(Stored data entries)
------

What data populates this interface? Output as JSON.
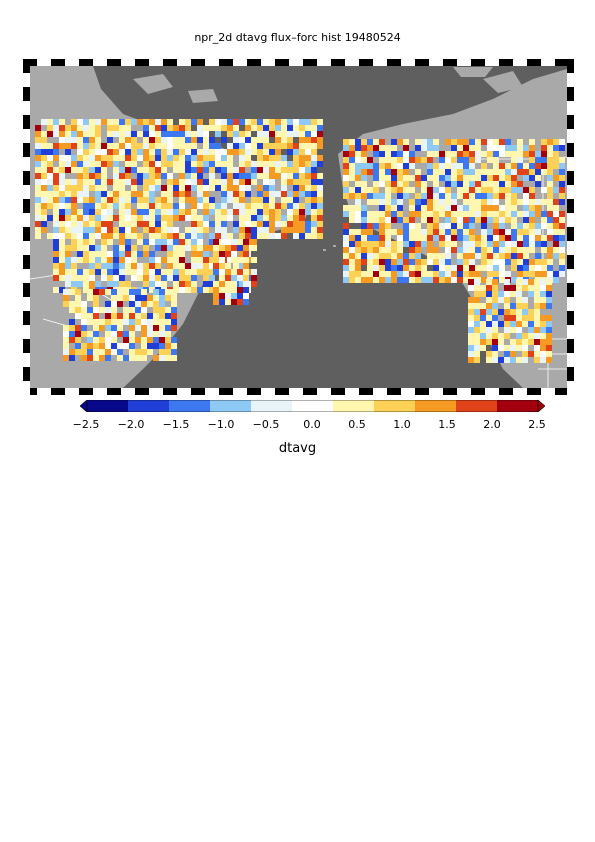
{
  "title": "npr_2d dtavg flux–forc hist 19480524",
  "colorbar": {
    "label": "dtavg",
    "ticks": [
      "−2.5",
      "−2.0",
      "−1.5",
      "−1.0",
      "−0.5",
      "0.0",
      "0.5",
      "1.0",
      "1.5",
      "2.0",
      "2.5"
    ],
    "range": [
      -2.5,
      2.5
    ],
    "colors": [
      "#08088a",
      "#1f3fd6",
      "#3d78f0",
      "#8ec8f5",
      "#e8f4f8",
      "#ffffff",
      "#fff6b0",
      "#fcd155",
      "#f59a23",
      "#e0421a",
      "#a3000f"
    ]
  },
  "map": {
    "ocean_color": "#5f5f5f",
    "land_color": "#a9a9a9",
    "border_color": "#ffffff",
    "frame": "black-white checkered"
  }
}
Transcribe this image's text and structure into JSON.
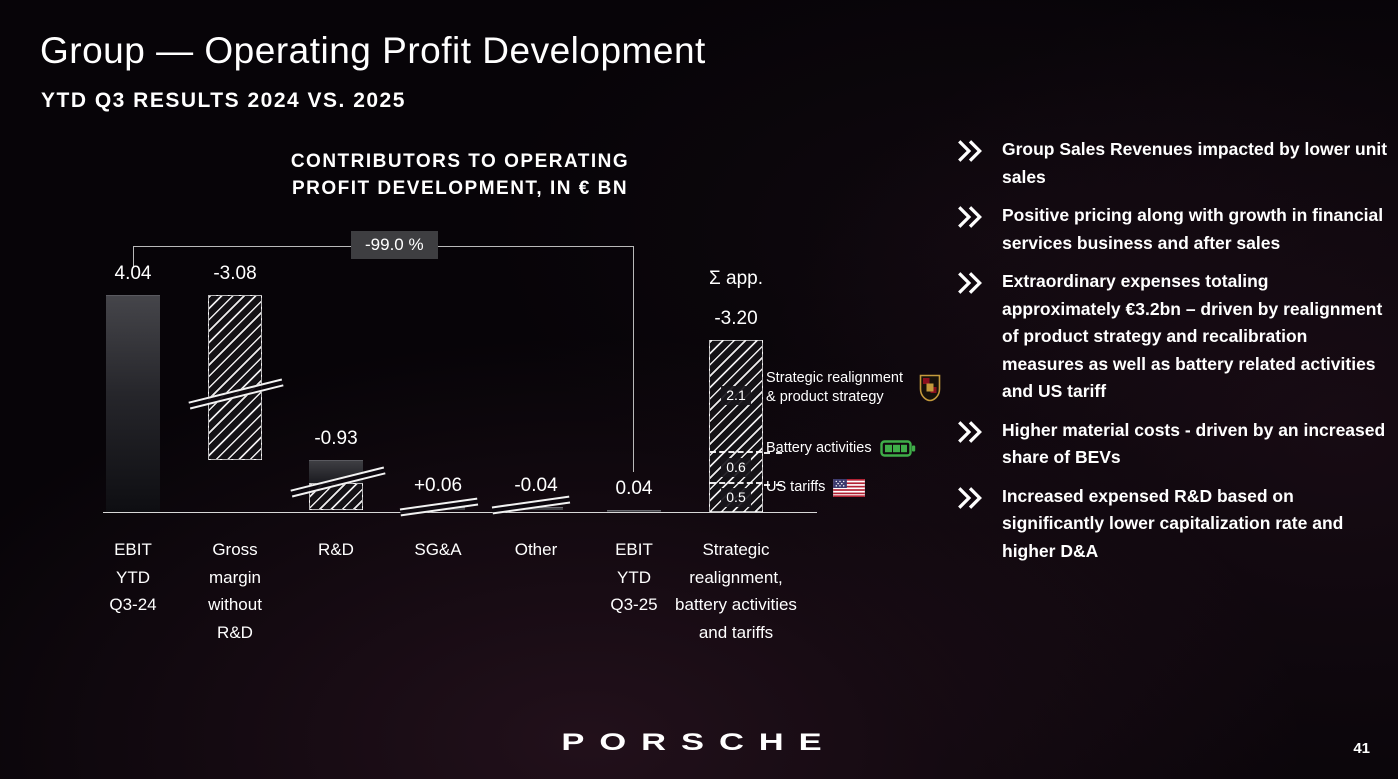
{
  "slide": {
    "title": "Group — Operating Profit Development",
    "subtitle": "YTD Q3 RESULTS 2024 VS. 2025",
    "page_number": "41",
    "logo_text": "PORSCHE"
  },
  "chart_data": {
    "type": "bar",
    "subtype": "waterfall",
    "title_lines": [
      "CONTRIBUTORS TO OPERATING",
      "PROFIT DEVELOPMENT, IN € BN"
    ],
    "unit": "€ bn",
    "categories": [
      "EBIT YTD Q3-24",
      "Gross margin without R&D",
      "R&D",
      "SG&A",
      "Other",
      "EBIT YTD Q3-25",
      "Strategic realignment, battery activities and tariffs"
    ],
    "values": [
      4.04,
      -3.08,
      -0.93,
      0.06,
      -0.04,
      0.04,
      -3.2
    ],
    "kinds": [
      "abs",
      "delta",
      "delta",
      "delta",
      "delta",
      "abs",
      "sum"
    ],
    "value_labels": [
      "4.04",
      "-3.08",
      "-0.93",
      "+0.06",
      "-0.04",
      "0.04",
      "-3.20"
    ],
    "sigma_label": "Σ app.",
    "bracket_label": "-99.0 %",
    "axis_range": [
      0,
      4.04
    ],
    "grid": false,
    "sum_bar": {
      "segments": [
        {
          "value": 2.1,
          "label": "2.1",
          "annotation": "Strategic realignment & product strategy",
          "icon": "porsche-crest-icon"
        },
        {
          "value": 0.6,
          "label": "0.6",
          "annotation": "Battery activities",
          "icon": "battery-icon"
        },
        {
          "value": 0.5,
          "label": "0.5",
          "annotation": "US tariffs",
          "icon": "us-flag-icon"
        }
      ]
    }
  },
  "bullets": [
    "Group Sales Revenues impacted by lower unit sales",
    "Positive pricing along with growth in financial services business and after sales",
    "Extraordinary expenses totaling approximately €3.2bn – driven by realignment of product strategy and recalibration measures as well as battery related activities and US tariff",
    "Higher material costs - driven by an increased share of BEVs",
    "Increased expensed R&D based on significantly lower capitalization rate and higher D&A"
  ],
  "colors": {
    "background": "#070408",
    "text": "#ffffff",
    "battery_green": "#3fae49",
    "bracket_box": "#3e3e41"
  }
}
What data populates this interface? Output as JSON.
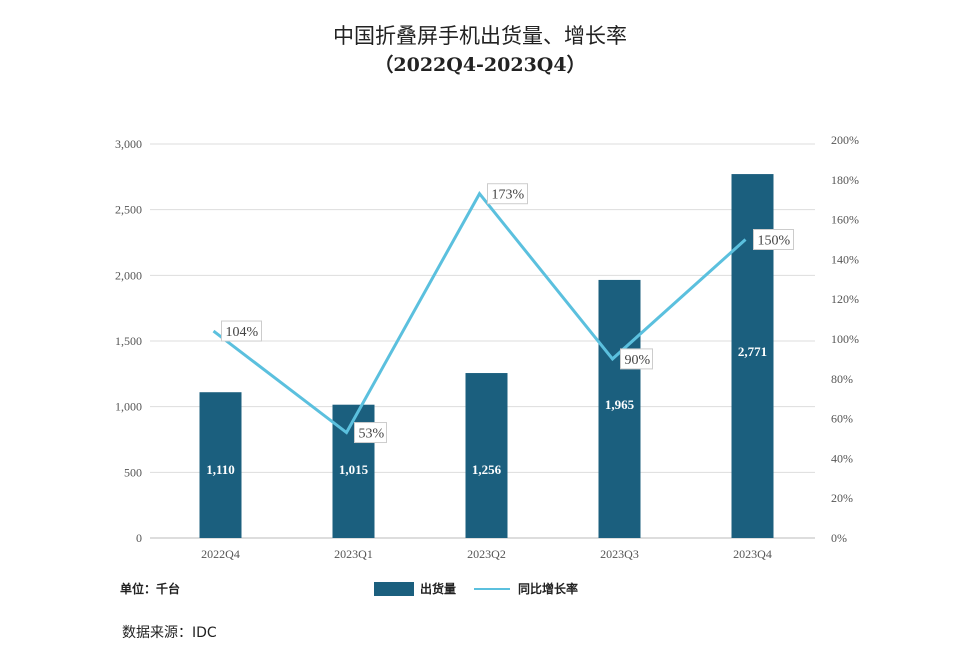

------

WHAT TO WORK ON: Transcribe the records above exactly, omitting every picture they contain.

RESULT:
What data populates this interface? Output as JSON.
{
  "title": "npr_2d dtavg flux–forc hist 19480524",
  "colorbar": {
    "label": "dtavg",
    "ticks": [
      "−2.5",
      "−2.0",
      "−1.5",
      "−1.0",
      "−0.5",
      "0.0",
      "0.5",
      "1.0",
      "1.5",
      "2.0",
      "2.5"
    ],
    "range": [
      -2.5,
      2.5
    ],
    "colors": [
      "#08088a",
      "#1f3fd6",
      "#3d78f0",
      "#8ec8f5",
      "#e8f4f8",
      "#ffffff",
      "#fff6b0",
      "#fcd155",
      "#f59a23",
      "#e0421a",
      "#a3000f"
    ]
  },
  "map": {
    "ocean_color": "#5f5f5f",
    "land_color": "#a9a9a9",
    "border_color": "#ffffff",
    "frame": "black-white checkered"
  }
}
Transcribe this image's text and structure into JSON.
{
  "slide": {
    "title": "Group — Operating Profit Development",
    "subtitle": "YTD Q3 RESULTS 2024 VS. 2025",
    "page_number": "41",
    "logo_text": "PORSCHE"
  },
  "chart_data": {
    "type": "bar",
    "subtype": "waterfall",
    "title_lines": [
      "CONTRIBUTORS TO OPERATING",
      "PROFIT DEVELOPMENT, IN € BN"
    ],
    "unit": "€ bn",
    "categories": [
      "EBIT YTD Q3-24",
      "Gross margin without R&D",
      "R&D",
      "SG&A",
      "Other",
      "EBIT YTD Q3-25",
      "Strategic realignment, battery activities and tariffs"
    ],
    "values": [
      4.04,
      -3.08,
      -0.93,
      0.06,
      -0.04,
      0.04,
      -3.2
    ],
    "kinds": [
      "abs",
      "delta",
      "delta",
      "delta",
      "delta",
      "abs",
      "sum"
    ],
    "value_labels": [
      "4.04",
      "-3.08",
      "-0.93",
      "+0.06",
      "-0.04",
      "0.04",
      "-3.20"
    ],
    "sigma_label": "Σ app.",
    "bracket_label": "-99.0 %",
    "axis_range": [
      0,
      4.04
    ],
    "grid": false,
    "sum_bar": {
      "segments": [
        {
          "value": 2.1,
          "label": "2.1",
          "annotation": "Strategic realignment & product strategy",
          "icon": "porsche-crest-icon"
        },
        {
          "value": 0.6,
          "label": "0.6",
          "annotation": "Battery activities",
          "icon": "battery-icon"
        },
        {
          "value": 0.5,
          "label": "0.5",
          "annotation": "US tariffs",
          "icon": "us-flag-icon"
        }
      ]
    }
  },
  "bullets": [
    "Group Sales Revenues impacted by lower unit sales",
    "Positive pricing along with growth in financial services business and after sales",
    "Extraordinary expenses totaling approximately €3.2bn – driven by realignment of product strategy and recalibration measures as well as battery related activities and US tariff",
    "Higher material costs - driven by an increased share of BEVs",
    "Increased expensed R&D based on significantly lower capitalization rate and higher D&A"
  ],
  "colors": {
    "background": "#070408",
    "text": "#ffffff",
    "battery_green": "#3fae49",
    "bracket_box": "#3e3e41"
  }
}
What data populates this interface? Output as JSON.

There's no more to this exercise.